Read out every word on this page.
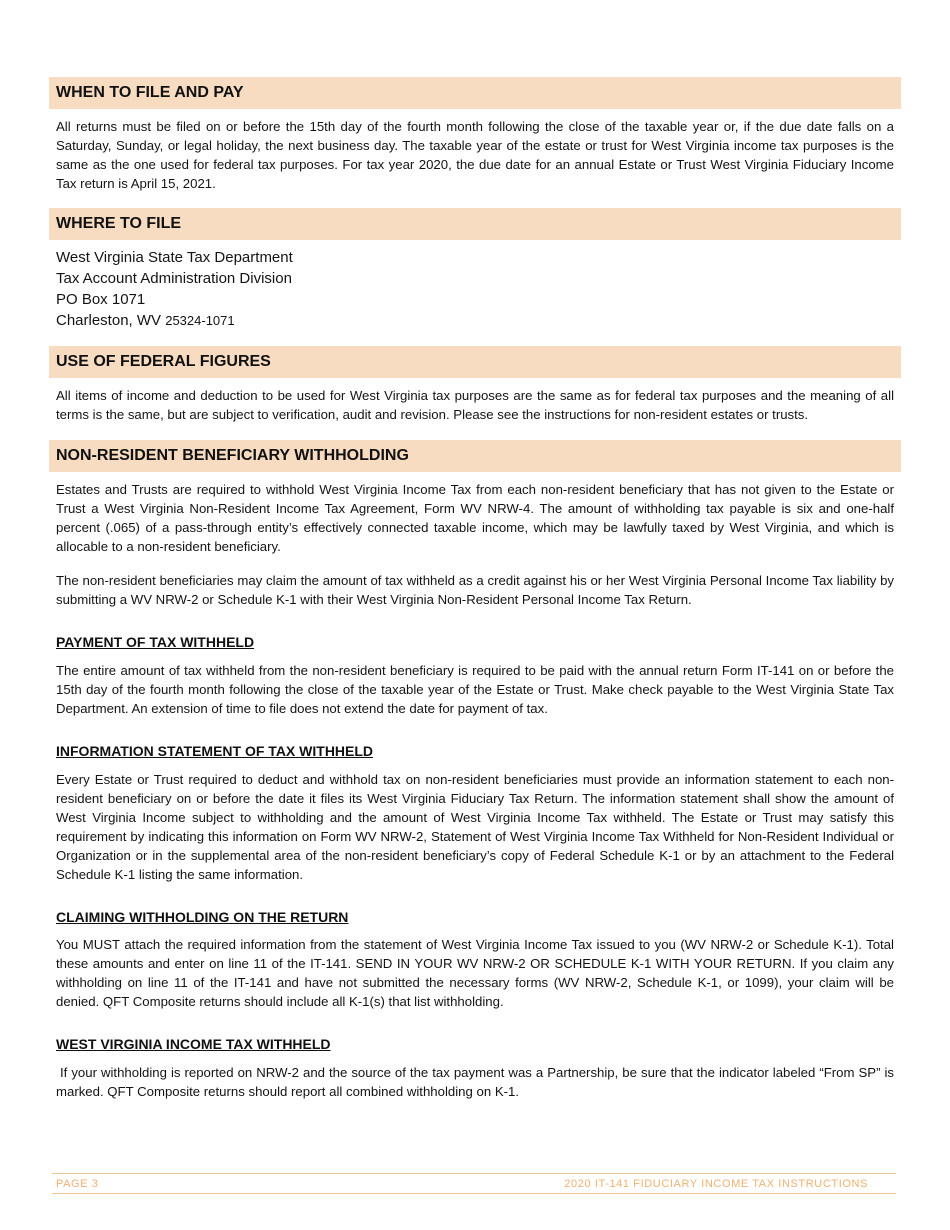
WHEN TO FILE AND PAY
All returns must be filed on or before the 15th day of the fourth month following the close of the taxable year or, if the due date falls on a Saturday, Sunday, or legal holiday, the next business day. The taxable year of the estate or trust for West Virginia income tax purposes is the same as the one used for federal tax purposes. For tax year 2020, the due date for an annual Estate or Trust West Virginia Fiduciary Income Tax return is April 15, 2021.
WHERE TO FILE
West Virginia State Tax Department
Tax Account Administration Division
PO Box 1071
Charleston, WV 25324-1071
USE OF FEDERAL FIGURES
All items of income and deduction to be used for West Virginia tax purposes are the same as for federal tax purposes and the meaning of all terms is the same, but are subject to verification, audit and revision. Please see the instructions for non-resident estates or trusts.
NON-RESIDENT BENEFICIARY WITHHOLDING
Estates and Trusts are required to withhold West Virginia Income Tax from each non-resident beneficiary that has not given to the Estate or Trust a West Virginia Non-Resident Income Tax Agreement, Form WV NRW-4. The amount of withholding tax payable is six and one-half percent (.065) of a pass-through entity’s effectively connected taxable income, which may be lawfully taxed by West Virginia, and which is allocable to a non-resident beneficiary.
The non-resident beneficiaries may claim the amount of tax withheld as a credit against his or her West Virginia Personal Income Tax liability by submitting a WV NRW-2 or Schedule K-1 with their West Virginia Non-Resident Personal Income Tax Return.
PAYMENT OF TAX WITHHELD
The entire amount of tax withheld from the non-resident beneficiary is required to be paid with the annual return Form IT-141 on or before the 15th day of the fourth month following the close of the taxable year of the Estate or Trust. Make check payable to the West Virginia State Tax Department. An extension of time to file does not extend the date for payment of tax.
INFORMATION STATEMENT OF TAX WITHHELD
Every Estate or Trust required to deduct and withhold tax on non-resident beneficiaries must provide an information statement to each non-resident beneficiary on or before the date it files its West Virginia Fiduciary Tax Return. The information statement shall show the amount of West Virginia Income subject to withholding and the amount of West Virginia Income Tax withheld. The Estate or Trust may satisfy this requirement by indicating this information on Form WV NRW-2, Statement of West Virginia Income Tax Withheld for Non-Resident Individual or Organization or in the supplemental area of the non-resident beneficiary’s copy of Federal Schedule K-1 or by an attachment to the Federal Schedule K-1 listing the same information.
CLAIMING WITHHOLDING ON THE RETURN
You MUST attach the required information from the statement of West Virginia Income Tax issued to you (WV NRW-2 or Schedule K-1). Total these amounts and enter on line 11 of the IT-141. SEND IN YOUR WV NRW-2 OR SCHEDULE K-1 WITH YOUR RETURN. If you claim any withholding on line 11 of the IT-141 and have not submitted the necessary forms (WV NRW-2, Schedule K-1, or 1099), your claim will be denied. QFT Composite returns should include all K-1(s) that list withholding.
WEST VIRGINIA INCOME TAX WITHHELD
If your withholding is reported on NRW-2 and the source of the tax payment was a Partnership, be sure that the indicator labeled “From SP” is marked. QFT Composite returns should report all combined withholding on K-1.
PAGE 3	2020 IT-141 FIDUCIARY INCOME TAX INSTRUCTIONS
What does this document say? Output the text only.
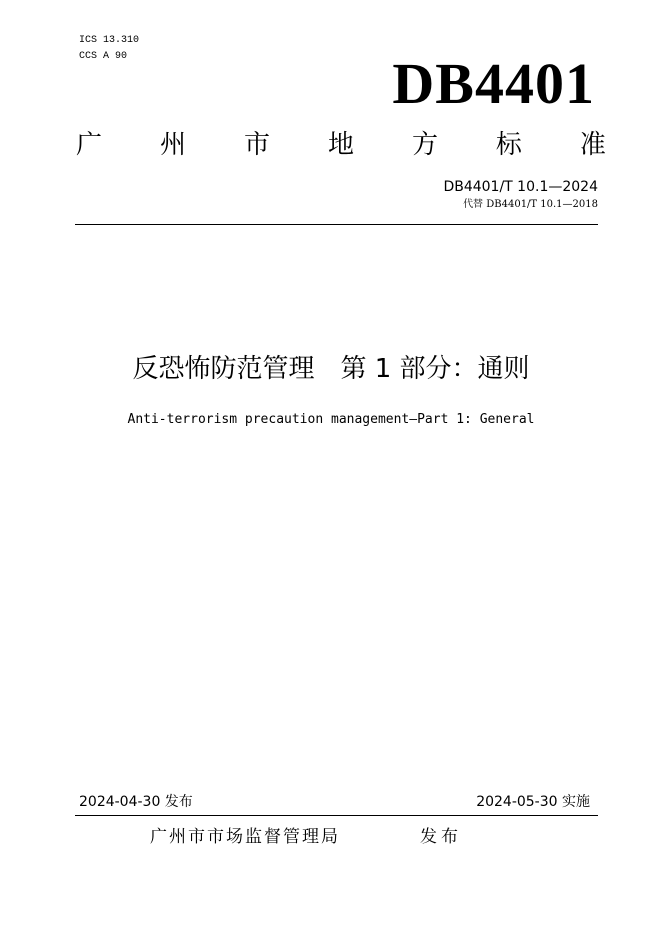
ICS 13.310
CCS A 90	DB4401
广 州 市 地 方 标 准
DB4401/T 10.1—2024
代替 DB4401/T 10.1—2018
反恐怖防范管理　第 1 部分：通则
Anti-terrorism precaution management—Part 1: General
2024-04-30 发布	2024-05-30 实施
广州市市场监督管理局	发布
######
_DIRECTIONS_: Copy every line of the records above that holds the word "Department".

_WRITTEN SOLUTION_:
West Virginia State Tax Department
The entire amount of tax withheld from the non-resident beneficiary is required to be paid with the annual return Form IT-141 on or before the 15th day of the fourth month following the close of the taxable year of the Estate or Trust. Make check payable to the West Virginia State Tax Department. An extension of time to file does not extend the date for payment of tax.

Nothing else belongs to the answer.